--- RECORDED INFORMATION ---

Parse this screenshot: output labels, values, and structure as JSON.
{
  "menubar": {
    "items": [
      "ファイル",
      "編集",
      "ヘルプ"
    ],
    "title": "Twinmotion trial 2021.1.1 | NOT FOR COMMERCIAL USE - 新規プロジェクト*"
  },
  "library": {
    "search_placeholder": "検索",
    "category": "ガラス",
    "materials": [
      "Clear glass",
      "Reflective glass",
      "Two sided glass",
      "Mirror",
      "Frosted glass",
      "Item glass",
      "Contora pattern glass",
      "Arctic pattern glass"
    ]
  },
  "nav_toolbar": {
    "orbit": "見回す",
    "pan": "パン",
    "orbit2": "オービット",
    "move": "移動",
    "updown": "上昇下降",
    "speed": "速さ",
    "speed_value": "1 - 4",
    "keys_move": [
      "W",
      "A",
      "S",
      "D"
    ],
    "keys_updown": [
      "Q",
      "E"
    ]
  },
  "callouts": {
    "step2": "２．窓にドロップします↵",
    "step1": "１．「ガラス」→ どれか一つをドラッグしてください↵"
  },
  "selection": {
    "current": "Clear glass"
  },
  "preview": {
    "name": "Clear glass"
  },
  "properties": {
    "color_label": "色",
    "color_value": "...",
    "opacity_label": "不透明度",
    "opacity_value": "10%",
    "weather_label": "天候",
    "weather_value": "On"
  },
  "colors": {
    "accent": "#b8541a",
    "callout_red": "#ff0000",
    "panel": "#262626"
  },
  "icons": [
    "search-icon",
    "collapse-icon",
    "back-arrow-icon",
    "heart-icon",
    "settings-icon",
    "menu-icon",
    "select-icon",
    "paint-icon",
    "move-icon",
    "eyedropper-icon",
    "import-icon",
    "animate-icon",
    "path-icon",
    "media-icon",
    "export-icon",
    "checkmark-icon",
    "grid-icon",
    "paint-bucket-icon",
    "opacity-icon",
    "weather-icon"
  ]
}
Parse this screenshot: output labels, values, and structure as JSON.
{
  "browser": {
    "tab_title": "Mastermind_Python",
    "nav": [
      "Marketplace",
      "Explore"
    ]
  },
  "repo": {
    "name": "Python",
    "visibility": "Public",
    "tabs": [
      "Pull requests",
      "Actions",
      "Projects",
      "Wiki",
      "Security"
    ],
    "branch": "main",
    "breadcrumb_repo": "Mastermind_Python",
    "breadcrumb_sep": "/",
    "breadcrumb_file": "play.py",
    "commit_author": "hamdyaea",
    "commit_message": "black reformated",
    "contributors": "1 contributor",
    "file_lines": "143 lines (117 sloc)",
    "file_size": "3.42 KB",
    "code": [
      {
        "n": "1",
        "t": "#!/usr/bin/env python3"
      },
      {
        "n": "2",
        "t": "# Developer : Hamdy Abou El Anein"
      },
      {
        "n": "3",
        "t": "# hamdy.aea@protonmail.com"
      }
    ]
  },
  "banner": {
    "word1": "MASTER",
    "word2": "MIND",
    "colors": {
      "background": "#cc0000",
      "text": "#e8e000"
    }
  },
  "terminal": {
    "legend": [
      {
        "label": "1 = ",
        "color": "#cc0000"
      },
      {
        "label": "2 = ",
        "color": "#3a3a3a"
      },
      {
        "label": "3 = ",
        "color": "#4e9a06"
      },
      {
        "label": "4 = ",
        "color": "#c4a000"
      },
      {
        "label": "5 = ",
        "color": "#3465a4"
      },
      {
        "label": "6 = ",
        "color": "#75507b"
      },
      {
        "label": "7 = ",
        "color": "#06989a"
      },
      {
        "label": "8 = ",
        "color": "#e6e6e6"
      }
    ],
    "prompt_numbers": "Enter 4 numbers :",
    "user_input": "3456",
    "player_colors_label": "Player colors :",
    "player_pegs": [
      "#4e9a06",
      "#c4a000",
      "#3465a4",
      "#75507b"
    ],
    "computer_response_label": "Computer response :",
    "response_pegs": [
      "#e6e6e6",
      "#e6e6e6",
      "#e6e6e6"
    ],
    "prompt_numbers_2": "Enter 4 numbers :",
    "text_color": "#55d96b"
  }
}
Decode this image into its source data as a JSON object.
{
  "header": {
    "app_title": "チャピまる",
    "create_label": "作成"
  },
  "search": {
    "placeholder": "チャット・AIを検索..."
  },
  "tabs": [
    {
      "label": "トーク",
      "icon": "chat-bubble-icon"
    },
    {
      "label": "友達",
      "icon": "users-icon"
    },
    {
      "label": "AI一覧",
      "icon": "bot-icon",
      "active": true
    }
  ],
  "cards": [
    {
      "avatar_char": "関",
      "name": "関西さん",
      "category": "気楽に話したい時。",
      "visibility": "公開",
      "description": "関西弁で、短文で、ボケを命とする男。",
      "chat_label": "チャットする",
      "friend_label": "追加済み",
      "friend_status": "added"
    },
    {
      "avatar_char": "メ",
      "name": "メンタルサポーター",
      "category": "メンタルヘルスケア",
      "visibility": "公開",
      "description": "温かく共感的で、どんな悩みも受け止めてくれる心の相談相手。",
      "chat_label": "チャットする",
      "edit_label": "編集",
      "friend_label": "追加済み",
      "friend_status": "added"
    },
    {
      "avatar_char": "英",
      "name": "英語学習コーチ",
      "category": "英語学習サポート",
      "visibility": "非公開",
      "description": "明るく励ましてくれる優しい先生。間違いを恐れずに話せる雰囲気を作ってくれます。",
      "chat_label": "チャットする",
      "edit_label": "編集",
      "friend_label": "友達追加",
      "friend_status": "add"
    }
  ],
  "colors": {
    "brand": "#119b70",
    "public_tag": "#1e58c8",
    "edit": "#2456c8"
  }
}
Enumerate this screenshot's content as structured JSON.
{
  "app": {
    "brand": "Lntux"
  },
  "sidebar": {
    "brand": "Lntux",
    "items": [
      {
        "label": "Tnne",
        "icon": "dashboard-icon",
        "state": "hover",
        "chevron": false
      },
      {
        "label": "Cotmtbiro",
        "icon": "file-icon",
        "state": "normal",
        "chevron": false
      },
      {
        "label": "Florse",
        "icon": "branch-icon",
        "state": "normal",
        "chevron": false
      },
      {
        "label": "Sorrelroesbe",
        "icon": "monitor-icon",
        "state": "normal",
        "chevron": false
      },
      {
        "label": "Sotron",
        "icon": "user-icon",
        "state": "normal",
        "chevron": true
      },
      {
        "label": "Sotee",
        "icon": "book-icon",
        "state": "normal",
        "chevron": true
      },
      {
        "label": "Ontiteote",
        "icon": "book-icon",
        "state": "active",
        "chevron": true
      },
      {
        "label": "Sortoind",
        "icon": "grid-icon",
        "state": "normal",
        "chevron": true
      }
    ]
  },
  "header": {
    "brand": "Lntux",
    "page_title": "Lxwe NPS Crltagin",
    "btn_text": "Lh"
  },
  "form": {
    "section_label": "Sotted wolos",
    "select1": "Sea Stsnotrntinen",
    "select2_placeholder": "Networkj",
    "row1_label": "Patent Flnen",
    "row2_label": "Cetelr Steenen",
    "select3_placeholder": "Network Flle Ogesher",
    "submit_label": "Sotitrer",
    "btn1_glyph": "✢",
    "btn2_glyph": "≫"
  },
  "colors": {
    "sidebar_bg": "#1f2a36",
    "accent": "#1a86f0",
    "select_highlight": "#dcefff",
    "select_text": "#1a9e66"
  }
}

---

**GIVEN PROBLEM:** Please give back all of the records exactly as written.

**COMPLETE OUTPUT:**
Parse this screenshot: output labels, values, and structure as JSON.
{
  "menubar": {
    "items": [
      "ファイル",
      "編集",
      "ヘルプ"
    ],
    "title": "Twinmotion trial 2021.1.1 | NOT FOR COMMERCIAL USE - 新規プロジェクト*"
  },
  "library": {
    "search_placeholder": "検索",
    "category": "ガラス",
    "materials": [
      "Clear glass",
      "Reflective glass",
      "Two sided glass",
      "Mirror",
      "Frosted glass",
      "Item glass",
      "Contora pattern glass",
      "Arctic pattern glass"
    ]
  },
  "nav_toolbar": {
    "orbit": "見回す",
    "pan": "パン",
    "orbit2": "オービット",
    "move": "移動",
    "updown": "上昇下降",
    "speed": "速さ",
    "speed_value": "1 - 4",
    "keys_move": [
      "W",
      "A",
      "S",
      "D"
    ],
    "keys_updown": [
      "Q",
      "E"
    ]
  },
  "callouts": {
    "step2": "２．窓にドロップします↵",
    "step1": "１．「ガラス」→ どれか一つをドラッグしてください↵"
  },
  "selection": {
    "current": "Clear glass"
  },
  "preview": {
    "name": "Clear glass"
  },
  "properties": {
    "color_label": "色",
    "color_value": "...",
    "opacity_label": "不透明度",
    "opacity_value": "10%",
    "weather_label": "天候",
    "weather_value": "On"
  },
  "colors": {
    "accent": "#b8541a",
    "callout_red": "#ff0000",
    "panel": "#262626"
  },
  "icons": [
    "search-icon",
    "collapse-icon",
    "back-arrow-icon",
    "heart-icon",
    "settings-icon",
    "menu-icon",
    "select-icon",
    "paint-icon",
    "move-icon",
    "eyedropper-icon",
    "import-icon",
    "animate-icon",
    "path-icon",
    "media-icon",
    "export-icon",
    "checkmark-icon",
    "grid-icon",
    "paint-bucket-icon",
    "opacity-icon",
    "weather-icon"
  ]
}
Parse this screenshot: output labels, values, and structure as JSON.
{
  "browser": {
    "tab_title": "Mastermind_Python",
    "nav": [
      "Marketplace",
      "Explore"
    ]
  },
  "repo": {
    "name": "Python",
    "visibility": "Public",
    "tabs": [
      "Pull requests",
      "Actions",
      "Projects",
      "Wiki",
      "Security"
    ],
    "branch": "main",
    "breadcrumb_repo": "Mastermind_Python",
    "breadcrumb_sep": "/",
    "breadcrumb_file": "play.py",
    "commit_author": "hamdyaea",
    "commit_message": "black reformated",
    "contributors": "1 contributor",
    "file_lines": "143 lines (117 sloc)",
    "file_size": "3.42 KB",
    "code": [
      {
        "n": "1",
        "t": "#!/usr/bin/env python3"
      },
      {
        "n": "2",
        "t": "# Developer : Hamdy Abou El Anein"
      },
      {
        "n": "3",
        "t": "# hamdy.aea@protonmail.com"
      }
    ]
  },
  "banner": {
    "word1": "MASTER",
    "word2": "MIND",
    "colors": {
      "background": "#cc0000",
      "text": "#e8e000"
    }
  },
  "terminal": {
    "legend": [
      {
        "label": "1 = ",
        "color": "#cc0000"
      },
      {
        "label": "2 = ",
        "color": "#3a3a3a"
      },
      {
        "label": "3 = ",
        "color": "#4e9a06"
      },
      {
        "label": "4 = ",
        "color": "#c4a000"
      },
      {
        "label": "5 = ",
        "color": "#3465a4"
      },
      {
        "label": "6 = ",
        "color": "#75507b"
      },
      {
        "label": "7 = ",
        "color": "#06989a"
      },
      {
        "label": "8 = ",
        "color": "#e6e6e6"
      }
    ],
    "prompt_numbers": "Enter 4 numbers :",
    "user_input": "3456",
    "player_colors_label": "Player colors :",
    "player_pegs": [
      "#4e9a06",
      "#c4a000",
      "#3465a4",
      "#75507b"
    ],
    "computer_response_label": "Computer response :",
    "response_pegs": [
      "#e6e6e6",
      "#e6e6e6",
      "#e6e6e6"
    ],
    "prompt_numbers_2": "Enter 4 numbers :",
    "text_color": "#55d96b"
  }
}
Decode this image into its source data as a JSON object.
{
  "header": {
    "app_title": "チャピまる",
    "create_label": "作成"
  },
  "search": {
    "placeholder": "チャット・AIを検索..."
  },
  "tabs": [
    {
      "label": "トーク",
      "icon": "chat-bubble-icon"
    },
    {
      "label": "友達",
      "icon": "users-icon"
    },
    {
      "label": "AI一覧",
      "icon": "bot-icon",
      "active": true
    }
  ],
  "cards": [
    {
      "avatar_char": "関",
      "name": "関西さん",
      "category": "気楽に話したい時。",
      "visibility": "公開",
      "description": "関西弁で、短文で、ボケを命とする男。",
      "chat_label": "チャットする",
      "friend_label": "追加済み",
      "friend_status": "added"
    },
    {
      "avatar_char": "メ",
      "name": "メンタルサポーター",
      "category": "メンタルヘルスケア",
      "visibility": "公開",
      "description": "温かく共感的で、どんな悩みも受け止めてくれる心の相談相手。",
      "chat_label": "チャットする",
      "edit_label": "編集",
      "friend_label": "追加済み",
      "friend_status": "added"
    },
    {
      "avatar_char": "英",
      "name": "英語学習コーチ",
      "category": "英語学習サポート",
      "visibility": "非公開",
      "description": "明るく励ましてくれる優しい先生。間違いを恐れずに話せる雰囲気を作ってくれます。",
      "chat_label": "チャットする",
      "edit_label": "編集",
      "friend_label": "友達追加",
      "friend_status": "add"
    }
  ],
  "colors": {
    "brand": "#119b70",
    "public_tag": "#1e58c8",
    "edit": "#2456c8"
  }
}
Enumerate this screenshot's content as structured JSON.
{
  "app": {
    "brand": "Lntux"
  },
  "sidebar": {
    "brand": "Lntux",
    "items": [
      {
        "label": "Tnne",
        "icon": "dashboard-icon",
        "state": "hover",
        "chevron": false
      },
      {
        "label": "Cotmtbiro",
        "icon": "file-icon",
        "state": "normal",
        "chevron": false
      },
      {
        "label": "Florse",
        "icon": "branch-icon",
        "state": "normal",
        "chevron": false
      },
      {
        "label": "Sorrelroesbe",
        "icon": "monitor-icon",
        "state": "normal",
        "chevron": false
      },
      {
        "label": "Sotron",
        "icon": "user-icon",
        "state": "normal",
        "chevron": true
      },
      {
        "label": "Sotee",
        "icon": "book-icon",
        "state": "normal",
        "chevron": true
      },
      {
        "label": "Ontiteote",
        "icon": "book-icon",
        "state": "active",
        "chevron": true
      },
      {
        "label": "Sortoind",
        "icon": "grid-icon",
        "state": "normal",
        "chevron": true
      }
    ]
  },
  "header": {
    "brand": "Lntux",
    "page_title": "Lxwe NPS Crltagin",
    "btn_text": "Lh"
  },
  "form": {
    "section_label": "Sotted wolos",
    "select1": "Sea Stsnotrntinen",
    "select2_placeholder": "Networkj",
    "row1_label": "Patent Flnen",
    "row2_label": "Cetelr Steenen",
    "select3_placeholder": "Network Flle Ogesher",
    "submit_label": "Sotitrer",
    "btn1_glyph": "✢",
    "btn2_glyph": "≫"
  },
  "colors": {
    "sidebar_bg": "#1f2a36",
    "accent": "#1a86f0",
    "select_highlight": "#dcefff",
    "select_text": "#1a9e66"
  }
}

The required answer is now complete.